Stored items:
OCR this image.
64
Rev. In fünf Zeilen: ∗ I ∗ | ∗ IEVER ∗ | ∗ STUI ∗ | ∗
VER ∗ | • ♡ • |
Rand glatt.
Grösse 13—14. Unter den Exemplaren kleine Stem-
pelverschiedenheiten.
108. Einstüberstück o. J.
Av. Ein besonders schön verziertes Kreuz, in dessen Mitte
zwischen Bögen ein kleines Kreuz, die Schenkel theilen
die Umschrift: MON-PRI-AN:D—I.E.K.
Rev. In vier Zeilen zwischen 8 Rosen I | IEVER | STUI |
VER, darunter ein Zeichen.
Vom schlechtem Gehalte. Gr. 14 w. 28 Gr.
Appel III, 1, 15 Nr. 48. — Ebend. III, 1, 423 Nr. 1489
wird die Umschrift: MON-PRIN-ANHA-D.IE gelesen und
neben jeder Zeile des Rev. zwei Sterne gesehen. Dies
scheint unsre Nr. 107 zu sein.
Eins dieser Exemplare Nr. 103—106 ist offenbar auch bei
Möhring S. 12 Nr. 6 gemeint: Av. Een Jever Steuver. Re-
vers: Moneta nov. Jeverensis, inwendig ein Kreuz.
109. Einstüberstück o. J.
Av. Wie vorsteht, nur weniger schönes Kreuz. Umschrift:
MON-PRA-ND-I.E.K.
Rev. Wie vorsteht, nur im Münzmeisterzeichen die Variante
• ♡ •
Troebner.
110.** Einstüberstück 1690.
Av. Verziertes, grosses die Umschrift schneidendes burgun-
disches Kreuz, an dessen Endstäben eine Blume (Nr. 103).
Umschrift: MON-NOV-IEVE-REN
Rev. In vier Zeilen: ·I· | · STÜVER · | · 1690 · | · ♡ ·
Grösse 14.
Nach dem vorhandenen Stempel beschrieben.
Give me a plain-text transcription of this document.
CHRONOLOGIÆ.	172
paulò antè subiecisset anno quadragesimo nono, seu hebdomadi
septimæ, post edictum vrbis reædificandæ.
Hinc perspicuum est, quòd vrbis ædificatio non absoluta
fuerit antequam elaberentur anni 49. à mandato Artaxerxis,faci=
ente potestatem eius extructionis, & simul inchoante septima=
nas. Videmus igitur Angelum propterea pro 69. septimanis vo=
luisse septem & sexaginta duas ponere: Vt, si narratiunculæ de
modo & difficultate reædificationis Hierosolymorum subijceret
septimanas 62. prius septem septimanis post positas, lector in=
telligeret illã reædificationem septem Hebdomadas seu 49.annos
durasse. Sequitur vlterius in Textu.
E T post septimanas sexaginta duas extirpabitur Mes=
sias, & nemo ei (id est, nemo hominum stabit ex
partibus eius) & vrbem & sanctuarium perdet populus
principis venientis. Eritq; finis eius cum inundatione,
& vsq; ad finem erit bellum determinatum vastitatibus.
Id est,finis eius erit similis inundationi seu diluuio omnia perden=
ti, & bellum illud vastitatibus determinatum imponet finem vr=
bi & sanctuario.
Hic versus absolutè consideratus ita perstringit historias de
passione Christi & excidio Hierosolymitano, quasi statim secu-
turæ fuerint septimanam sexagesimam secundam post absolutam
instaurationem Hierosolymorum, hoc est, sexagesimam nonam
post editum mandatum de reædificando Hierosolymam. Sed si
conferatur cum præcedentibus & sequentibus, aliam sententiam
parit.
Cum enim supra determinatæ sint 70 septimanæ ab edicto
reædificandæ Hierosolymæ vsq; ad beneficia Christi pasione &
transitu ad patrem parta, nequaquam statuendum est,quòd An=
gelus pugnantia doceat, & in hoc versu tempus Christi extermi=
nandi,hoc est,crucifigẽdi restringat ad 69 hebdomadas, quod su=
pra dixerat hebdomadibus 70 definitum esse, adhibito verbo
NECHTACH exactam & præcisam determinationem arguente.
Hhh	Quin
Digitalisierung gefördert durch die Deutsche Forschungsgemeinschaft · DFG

* _Work to be completed_: Produce an exact repeat of the lines from the one containing "Give me a plain-text" through the last line of the data, and nothing more.

* _Answer to the problem_:
Give me a plain-text transcription of this document.
CHRONOLOGIÆ.	172
paulò antè subiecisset anno quadragesimo nono, seu hebdomadi
septimæ, post edictum vrbis reædificandæ.
Hinc perspicuum est, quòd vrbis ædificatio non absoluta
fuerit antequam elaberentur anni 49. à mandato Artaxerxis,faci=
ente potestatem eius extructionis, & simul inchoante septima=
nas. Videmus igitur Angelum propterea pro 69. septimanis vo=
luisse septem & sexaginta duas ponere: Vt, si narratiunculæ de
modo & difficultate reædificationis Hierosolymorum subijceret
septimanas 62. prius septem septimanis post positas, lector in=
telligeret illã reædificationem septem Hebdomadas seu 49.annos
durasse. Sequitur vlterius in Textu.
E T post septimanas sexaginta duas extirpabitur Mes=
sias, & nemo ei (id est, nemo hominum stabit ex
partibus eius) & vrbem & sanctuarium perdet populus
principis venientis. Eritq; finis eius cum inundatione,
& vsq; ad finem erit bellum determinatum vastitatibus.
Id est,finis eius erit similis inundationi seu diluuio omnia perden=
ti, & bellum illud vastitatibus determinatum imponet finem vr=
bi & sanctuario.
Hic versus absolutè consideratus ita perstringit historias de
passione Christi & excidio Hierosolymitano, quasi statim secu-
turæ fuerint septimanam sexagesimam secundam post absolutam
instaurationem Hierosolymorum, hoc est, sexagesimam nonam
post editum mandatum de reædificando Hierosolymam. Sed si
conferatur cum præcedentibus & sequentibus, aliam sententiam
parit.
Cum enim supra determinatæ sint 70 septimanæ ab edicto
reædificandæ Hierosolymæ vsq; ad beneficia Christi pasione &
transitu ad patrem parta, nequaquam statuendum est,quòd An=
gelus pugnantia doceat, & in hoc versu tempus Christi extermi=
nandi,hoc est,crucifigẽdi restringat ad 69 hebdomadas, quod su=
pra dixerat hebdomadibus 70 definitum esse, adhibito verbo
NECHTACH exactam & præcisam determinationem arguente.
Hhh	Quin
Digitalisierung gefördert durch die Deutsche Forschungsgemeinschaft · DFG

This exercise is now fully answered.